• **Task instructions**: Look through the data for the string "KTOP". Copy every line where it is found.
===== Records supplied =====
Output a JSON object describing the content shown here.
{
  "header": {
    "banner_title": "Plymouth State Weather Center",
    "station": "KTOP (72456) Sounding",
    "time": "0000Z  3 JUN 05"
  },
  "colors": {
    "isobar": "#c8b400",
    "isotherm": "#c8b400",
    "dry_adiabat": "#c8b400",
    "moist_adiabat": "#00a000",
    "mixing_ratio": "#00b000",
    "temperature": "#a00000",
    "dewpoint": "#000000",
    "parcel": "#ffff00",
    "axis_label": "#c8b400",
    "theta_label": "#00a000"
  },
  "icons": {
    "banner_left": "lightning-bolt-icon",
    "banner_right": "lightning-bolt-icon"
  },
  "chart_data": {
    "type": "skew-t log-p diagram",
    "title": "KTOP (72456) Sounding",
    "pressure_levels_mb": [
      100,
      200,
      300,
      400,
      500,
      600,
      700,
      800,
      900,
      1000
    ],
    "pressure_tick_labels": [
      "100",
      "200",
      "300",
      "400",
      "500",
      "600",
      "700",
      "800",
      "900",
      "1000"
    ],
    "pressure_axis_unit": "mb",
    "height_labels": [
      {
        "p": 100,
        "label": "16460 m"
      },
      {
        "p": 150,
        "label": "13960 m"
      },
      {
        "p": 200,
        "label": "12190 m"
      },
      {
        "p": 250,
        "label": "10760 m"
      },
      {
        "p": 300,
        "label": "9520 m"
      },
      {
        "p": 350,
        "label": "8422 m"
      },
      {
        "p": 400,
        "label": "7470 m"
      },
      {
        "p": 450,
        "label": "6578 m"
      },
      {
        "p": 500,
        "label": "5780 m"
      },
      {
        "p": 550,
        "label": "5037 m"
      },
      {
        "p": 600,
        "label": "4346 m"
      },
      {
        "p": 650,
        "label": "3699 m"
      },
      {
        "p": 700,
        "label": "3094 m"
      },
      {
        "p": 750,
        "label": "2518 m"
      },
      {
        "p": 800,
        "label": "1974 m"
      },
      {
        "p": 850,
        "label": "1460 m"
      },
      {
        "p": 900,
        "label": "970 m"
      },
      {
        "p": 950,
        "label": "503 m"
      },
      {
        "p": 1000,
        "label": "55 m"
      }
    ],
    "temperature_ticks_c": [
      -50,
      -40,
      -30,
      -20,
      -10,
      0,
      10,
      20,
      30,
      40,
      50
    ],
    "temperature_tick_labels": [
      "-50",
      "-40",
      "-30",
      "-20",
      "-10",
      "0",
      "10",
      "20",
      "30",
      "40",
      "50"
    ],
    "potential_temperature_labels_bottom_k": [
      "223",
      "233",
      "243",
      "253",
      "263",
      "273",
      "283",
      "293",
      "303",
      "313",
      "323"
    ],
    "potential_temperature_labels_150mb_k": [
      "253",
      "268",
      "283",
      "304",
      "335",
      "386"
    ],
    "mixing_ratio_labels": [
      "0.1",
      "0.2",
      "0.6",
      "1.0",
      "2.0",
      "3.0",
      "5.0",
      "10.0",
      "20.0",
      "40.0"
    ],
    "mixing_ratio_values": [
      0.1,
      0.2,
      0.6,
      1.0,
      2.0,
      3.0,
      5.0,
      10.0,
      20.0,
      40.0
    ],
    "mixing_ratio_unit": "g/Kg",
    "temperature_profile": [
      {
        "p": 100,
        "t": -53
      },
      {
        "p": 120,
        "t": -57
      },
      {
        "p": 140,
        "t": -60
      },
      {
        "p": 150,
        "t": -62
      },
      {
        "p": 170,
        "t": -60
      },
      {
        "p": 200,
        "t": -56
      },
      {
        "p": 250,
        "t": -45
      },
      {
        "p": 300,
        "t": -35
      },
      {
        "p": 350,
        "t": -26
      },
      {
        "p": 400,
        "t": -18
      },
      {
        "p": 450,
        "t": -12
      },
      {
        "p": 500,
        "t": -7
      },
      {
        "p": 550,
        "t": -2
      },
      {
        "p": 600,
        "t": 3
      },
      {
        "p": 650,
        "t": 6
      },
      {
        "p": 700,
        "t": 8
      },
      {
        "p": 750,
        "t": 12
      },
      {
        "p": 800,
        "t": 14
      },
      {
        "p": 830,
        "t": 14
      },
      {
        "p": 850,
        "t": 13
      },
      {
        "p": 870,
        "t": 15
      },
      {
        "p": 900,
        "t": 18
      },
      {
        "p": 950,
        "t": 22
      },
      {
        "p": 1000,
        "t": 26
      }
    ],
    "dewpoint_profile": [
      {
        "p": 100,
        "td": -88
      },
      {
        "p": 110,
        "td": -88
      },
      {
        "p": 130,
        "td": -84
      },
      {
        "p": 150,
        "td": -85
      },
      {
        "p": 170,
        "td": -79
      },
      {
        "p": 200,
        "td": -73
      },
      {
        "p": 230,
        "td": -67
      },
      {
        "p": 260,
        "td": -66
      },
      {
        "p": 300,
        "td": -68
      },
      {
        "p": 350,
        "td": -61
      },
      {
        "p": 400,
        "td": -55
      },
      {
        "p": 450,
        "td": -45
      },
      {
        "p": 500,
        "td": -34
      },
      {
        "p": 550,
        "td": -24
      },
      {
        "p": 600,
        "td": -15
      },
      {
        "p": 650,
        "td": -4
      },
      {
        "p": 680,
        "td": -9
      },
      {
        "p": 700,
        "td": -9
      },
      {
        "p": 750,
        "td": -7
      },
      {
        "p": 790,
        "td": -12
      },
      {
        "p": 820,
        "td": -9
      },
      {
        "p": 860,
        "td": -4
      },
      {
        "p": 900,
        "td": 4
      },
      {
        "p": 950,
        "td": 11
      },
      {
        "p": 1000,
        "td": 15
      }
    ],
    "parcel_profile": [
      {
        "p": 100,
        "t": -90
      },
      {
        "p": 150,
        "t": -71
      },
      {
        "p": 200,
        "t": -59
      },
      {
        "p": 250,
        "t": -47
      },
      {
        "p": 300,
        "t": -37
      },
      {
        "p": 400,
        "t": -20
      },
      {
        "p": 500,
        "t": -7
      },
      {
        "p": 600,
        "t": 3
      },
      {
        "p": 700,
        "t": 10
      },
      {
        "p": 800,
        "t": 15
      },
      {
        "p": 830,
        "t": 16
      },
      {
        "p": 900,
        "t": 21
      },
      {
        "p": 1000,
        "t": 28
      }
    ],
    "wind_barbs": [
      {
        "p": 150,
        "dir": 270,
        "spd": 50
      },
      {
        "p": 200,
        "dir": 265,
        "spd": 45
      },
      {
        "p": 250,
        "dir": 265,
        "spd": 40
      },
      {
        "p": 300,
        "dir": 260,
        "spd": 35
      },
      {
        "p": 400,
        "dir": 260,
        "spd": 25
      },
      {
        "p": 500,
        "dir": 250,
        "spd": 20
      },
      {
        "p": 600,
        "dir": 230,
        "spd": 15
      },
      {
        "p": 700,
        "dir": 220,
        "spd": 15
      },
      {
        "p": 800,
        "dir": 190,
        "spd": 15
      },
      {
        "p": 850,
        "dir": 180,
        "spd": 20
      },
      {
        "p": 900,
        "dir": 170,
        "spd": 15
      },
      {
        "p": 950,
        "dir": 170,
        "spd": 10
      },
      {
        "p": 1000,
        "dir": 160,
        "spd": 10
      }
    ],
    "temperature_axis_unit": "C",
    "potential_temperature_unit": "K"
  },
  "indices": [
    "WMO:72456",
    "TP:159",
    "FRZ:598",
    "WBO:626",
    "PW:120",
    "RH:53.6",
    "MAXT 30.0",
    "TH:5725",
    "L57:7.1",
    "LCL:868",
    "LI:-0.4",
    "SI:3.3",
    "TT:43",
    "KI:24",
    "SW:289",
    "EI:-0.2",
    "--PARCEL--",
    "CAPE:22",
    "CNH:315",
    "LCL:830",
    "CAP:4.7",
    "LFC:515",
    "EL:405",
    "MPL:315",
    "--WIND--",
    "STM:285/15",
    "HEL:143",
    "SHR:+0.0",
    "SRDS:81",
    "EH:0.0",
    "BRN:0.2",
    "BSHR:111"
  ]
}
=====
• **Task answer**:
    "station": "KTOP (72456) Sounding",
    "title": "KTOP (72456) Sounding",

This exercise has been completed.